[begin Exercise inputs]

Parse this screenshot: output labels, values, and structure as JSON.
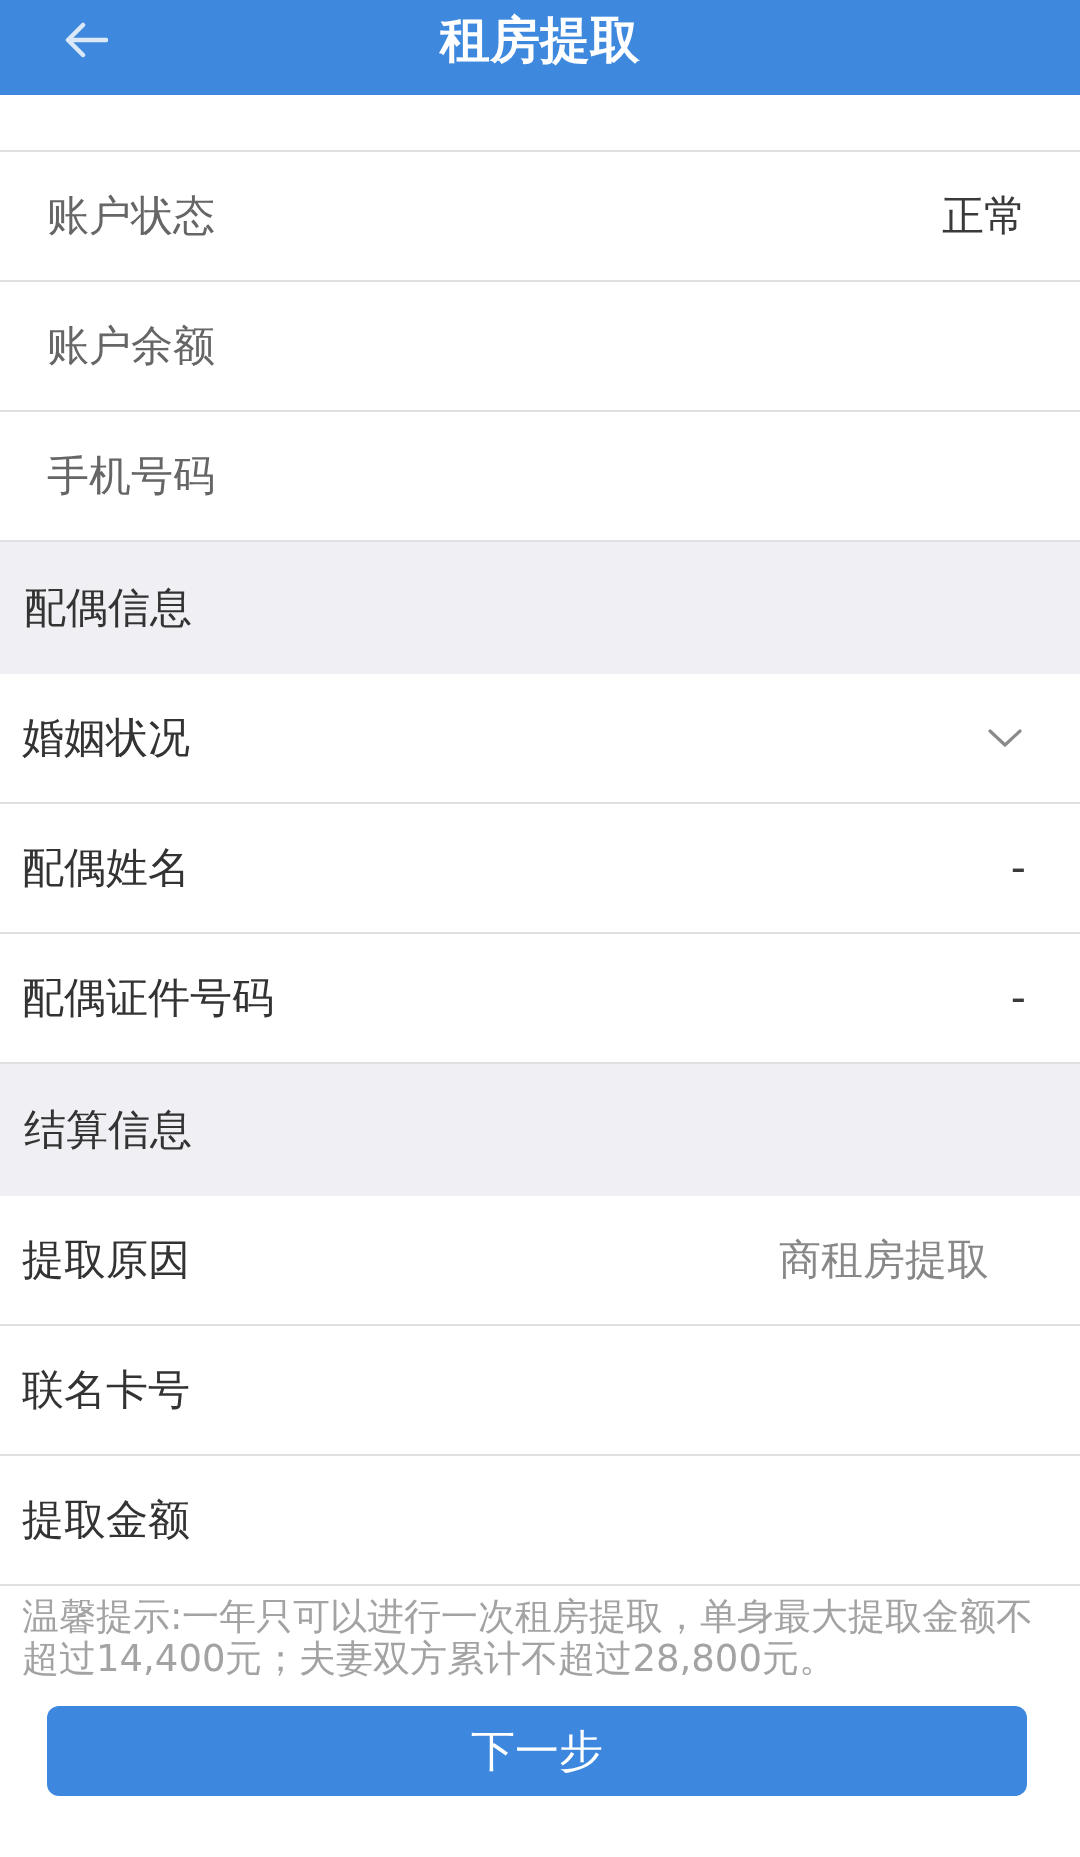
{
  "header": {
    "title": "租房提取"
  },
  "groups": [
    {
      "kind": "inset",
      "rows": [
        {
          "kind": "static",
          "label": "账户状态",
          "value": "正常"
        },
        {
          "kind": "static",
          "label": "账户余额"
        },
        {
          "kind": "static",
          "label": "手机号码"
        }
      ]
    },
    {
      "kind": "section",
      "title": "配偶信息",
      "rows": [
        {
          "kind": "select",
          "label": "婚姻状况"
        },
        {
          "kind": "static",
          "label": "配偶姓名",
          "value": "-"
        },
        {
          "kind": "static",
          "label": "配偶证件号码",
          "value": "-"
        }
      ]
    },
    {
      "kind": "section",
      "title": "结算信息",
      "rows": [
        {
          "kind": "choice",
          "label": "提取原因",
          "value": "商租房提取"
        },
        {
          "kind": "static",
          "label": "联名卡号"
        },
        {
          "kind": "static",
          "label": "提取金额"
        }
      ]
    }
  ],
  "tip": "温馨提示:一年只可以进行一次租房提取，单身最大提取金额不超过14,400元；夫妻双方累计不超过28,800元。",
  "next_button": "下一步"
}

[end Exercise inputs]

**Your instructions**.
Every entry must be reproduced exactly, with the images left out.

**Result below**.
Parse this screenshot: output labels, values, and structure as JSON.
{
  "header": {
    "title": "租房提取"
  },
  "groups": [
    {
      "kind": "inset",
      "rows": [
        {
          "kind": "static",
          "label": "账户状态",
          "value": "正常"
        },
        {
          "kind": "static",
          "label": "账户余额"
        },
        {
          "kind": "static",
          "label": "手机号码"
        }
      ]
    },
    {
      "kind": "section",
      "title": "配偶信息",
      "rows": [
        {
          "kind": "select",
          "label": "婚姻状况"
        },
        {
          "kind": "static",
          "label": "配偶姓名",
          "value": "-"
        },
        {
          "kind": "static",
          "label": "配偶证件号码",
          "value": "-"
        }
      ]
    },
    {
      "kind": "section",
      "title": "结算信息",
      "rows": [
        {
          "kind": "choice",
          "label": "提取原因",
          "value": "商租房提取"
        },
        {
          "kind": "static",
          "label": "联名卡号"
        },
        {
          "kind": "static",
          "label": "提取金额"
        }
      ]
    }
  ],
  "tip": "温馨提示:一年只可以进行一次租房提取，单身最大提取金额不超过14,400元；夫妻双方累计不超过28,800元。",
  "next_button": "下一步"
}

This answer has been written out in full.